(Aim) Check every line of the entries that follow, and copy the ones containing "SLAVE".

Records that describe figures
########
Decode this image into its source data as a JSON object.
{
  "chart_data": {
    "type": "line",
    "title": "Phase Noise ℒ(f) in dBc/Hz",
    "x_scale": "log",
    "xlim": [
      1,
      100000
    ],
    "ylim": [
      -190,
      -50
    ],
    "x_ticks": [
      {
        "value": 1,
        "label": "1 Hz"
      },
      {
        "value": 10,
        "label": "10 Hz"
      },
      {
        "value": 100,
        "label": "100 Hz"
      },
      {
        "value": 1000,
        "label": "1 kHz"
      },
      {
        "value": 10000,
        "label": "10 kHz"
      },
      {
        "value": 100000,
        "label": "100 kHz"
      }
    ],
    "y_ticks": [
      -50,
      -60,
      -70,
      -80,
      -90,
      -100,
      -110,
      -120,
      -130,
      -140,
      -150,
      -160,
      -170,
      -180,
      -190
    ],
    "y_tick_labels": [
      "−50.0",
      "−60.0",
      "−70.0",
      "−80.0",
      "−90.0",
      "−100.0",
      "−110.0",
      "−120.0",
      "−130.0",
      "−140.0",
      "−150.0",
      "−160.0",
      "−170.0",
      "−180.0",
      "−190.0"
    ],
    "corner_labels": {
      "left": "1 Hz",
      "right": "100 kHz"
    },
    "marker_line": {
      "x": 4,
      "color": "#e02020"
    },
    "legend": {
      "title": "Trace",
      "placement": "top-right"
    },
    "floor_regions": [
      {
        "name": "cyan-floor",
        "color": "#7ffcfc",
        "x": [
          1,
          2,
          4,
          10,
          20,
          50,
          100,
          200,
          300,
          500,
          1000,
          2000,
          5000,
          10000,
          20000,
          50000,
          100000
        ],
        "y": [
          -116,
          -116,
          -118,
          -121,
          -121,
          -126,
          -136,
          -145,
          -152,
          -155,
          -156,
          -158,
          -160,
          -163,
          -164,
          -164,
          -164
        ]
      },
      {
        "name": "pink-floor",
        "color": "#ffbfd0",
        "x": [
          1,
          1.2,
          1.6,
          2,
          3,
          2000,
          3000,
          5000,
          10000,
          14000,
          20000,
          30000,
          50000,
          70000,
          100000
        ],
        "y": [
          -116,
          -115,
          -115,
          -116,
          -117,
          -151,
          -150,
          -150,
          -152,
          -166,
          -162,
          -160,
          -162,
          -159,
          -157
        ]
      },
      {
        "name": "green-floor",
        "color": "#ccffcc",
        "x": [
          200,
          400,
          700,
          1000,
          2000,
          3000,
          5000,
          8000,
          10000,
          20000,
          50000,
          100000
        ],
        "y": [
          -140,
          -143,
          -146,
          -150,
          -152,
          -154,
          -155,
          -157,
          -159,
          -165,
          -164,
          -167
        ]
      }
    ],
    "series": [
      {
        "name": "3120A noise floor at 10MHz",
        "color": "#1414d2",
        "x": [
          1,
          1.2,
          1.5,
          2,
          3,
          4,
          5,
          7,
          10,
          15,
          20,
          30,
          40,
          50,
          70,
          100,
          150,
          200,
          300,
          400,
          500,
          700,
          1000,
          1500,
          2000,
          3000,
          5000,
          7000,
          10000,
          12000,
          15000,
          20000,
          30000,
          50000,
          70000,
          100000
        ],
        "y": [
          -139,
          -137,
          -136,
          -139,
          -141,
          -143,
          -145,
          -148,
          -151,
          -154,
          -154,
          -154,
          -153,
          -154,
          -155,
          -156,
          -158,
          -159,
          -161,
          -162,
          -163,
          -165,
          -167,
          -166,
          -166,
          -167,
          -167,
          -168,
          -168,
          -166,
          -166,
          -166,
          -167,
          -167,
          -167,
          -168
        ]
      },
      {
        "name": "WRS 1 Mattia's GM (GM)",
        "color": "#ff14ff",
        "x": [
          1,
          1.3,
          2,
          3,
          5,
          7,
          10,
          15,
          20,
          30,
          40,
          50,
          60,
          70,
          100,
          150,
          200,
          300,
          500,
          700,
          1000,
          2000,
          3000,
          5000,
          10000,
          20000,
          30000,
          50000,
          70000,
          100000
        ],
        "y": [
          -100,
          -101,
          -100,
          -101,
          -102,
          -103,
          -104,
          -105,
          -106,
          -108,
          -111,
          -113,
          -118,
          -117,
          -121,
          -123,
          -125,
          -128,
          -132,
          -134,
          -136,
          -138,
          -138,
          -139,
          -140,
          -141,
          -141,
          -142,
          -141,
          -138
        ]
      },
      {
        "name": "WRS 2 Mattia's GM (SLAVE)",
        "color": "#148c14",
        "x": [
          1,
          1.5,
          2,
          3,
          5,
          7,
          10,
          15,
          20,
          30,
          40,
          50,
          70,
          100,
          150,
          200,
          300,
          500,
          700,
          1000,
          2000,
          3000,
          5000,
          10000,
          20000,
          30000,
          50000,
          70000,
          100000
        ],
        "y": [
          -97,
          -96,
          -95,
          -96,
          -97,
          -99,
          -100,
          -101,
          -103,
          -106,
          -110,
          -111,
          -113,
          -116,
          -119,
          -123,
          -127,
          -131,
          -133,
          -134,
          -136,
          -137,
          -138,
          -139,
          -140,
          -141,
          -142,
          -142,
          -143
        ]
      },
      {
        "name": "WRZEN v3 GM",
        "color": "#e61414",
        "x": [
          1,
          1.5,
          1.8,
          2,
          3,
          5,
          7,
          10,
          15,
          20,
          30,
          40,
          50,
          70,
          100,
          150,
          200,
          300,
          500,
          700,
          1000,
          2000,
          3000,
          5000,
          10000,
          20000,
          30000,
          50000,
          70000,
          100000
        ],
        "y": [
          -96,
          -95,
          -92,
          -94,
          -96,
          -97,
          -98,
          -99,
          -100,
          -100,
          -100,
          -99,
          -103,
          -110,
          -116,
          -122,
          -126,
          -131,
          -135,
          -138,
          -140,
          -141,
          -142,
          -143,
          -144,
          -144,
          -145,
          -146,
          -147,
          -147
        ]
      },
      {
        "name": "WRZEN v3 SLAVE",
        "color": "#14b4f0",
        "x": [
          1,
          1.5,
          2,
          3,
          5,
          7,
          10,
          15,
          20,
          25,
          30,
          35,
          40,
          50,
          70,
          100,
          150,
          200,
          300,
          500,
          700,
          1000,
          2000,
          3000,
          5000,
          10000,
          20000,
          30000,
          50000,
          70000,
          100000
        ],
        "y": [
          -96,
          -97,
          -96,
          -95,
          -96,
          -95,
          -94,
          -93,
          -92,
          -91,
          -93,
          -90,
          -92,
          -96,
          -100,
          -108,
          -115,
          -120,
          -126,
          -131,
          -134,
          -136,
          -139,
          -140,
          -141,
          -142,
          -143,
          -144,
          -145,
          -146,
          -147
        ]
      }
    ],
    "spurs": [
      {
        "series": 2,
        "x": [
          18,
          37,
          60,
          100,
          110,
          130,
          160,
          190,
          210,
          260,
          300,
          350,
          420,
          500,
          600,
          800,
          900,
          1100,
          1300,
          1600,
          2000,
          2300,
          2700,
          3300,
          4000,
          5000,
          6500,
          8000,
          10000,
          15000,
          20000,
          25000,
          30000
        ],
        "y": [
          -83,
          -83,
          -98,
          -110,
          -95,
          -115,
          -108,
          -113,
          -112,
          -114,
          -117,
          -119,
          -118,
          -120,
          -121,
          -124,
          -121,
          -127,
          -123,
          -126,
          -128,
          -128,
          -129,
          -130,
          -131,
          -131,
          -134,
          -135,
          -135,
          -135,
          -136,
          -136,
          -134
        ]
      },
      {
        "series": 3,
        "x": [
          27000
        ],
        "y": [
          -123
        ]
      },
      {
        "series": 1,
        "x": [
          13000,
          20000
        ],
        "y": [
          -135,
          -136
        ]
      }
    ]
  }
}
########
(Answer to the exercise)
        "name": "WRS 2 Mattia's GM (SLAVE)",
        "name": "WRZEN v3 SLAVE",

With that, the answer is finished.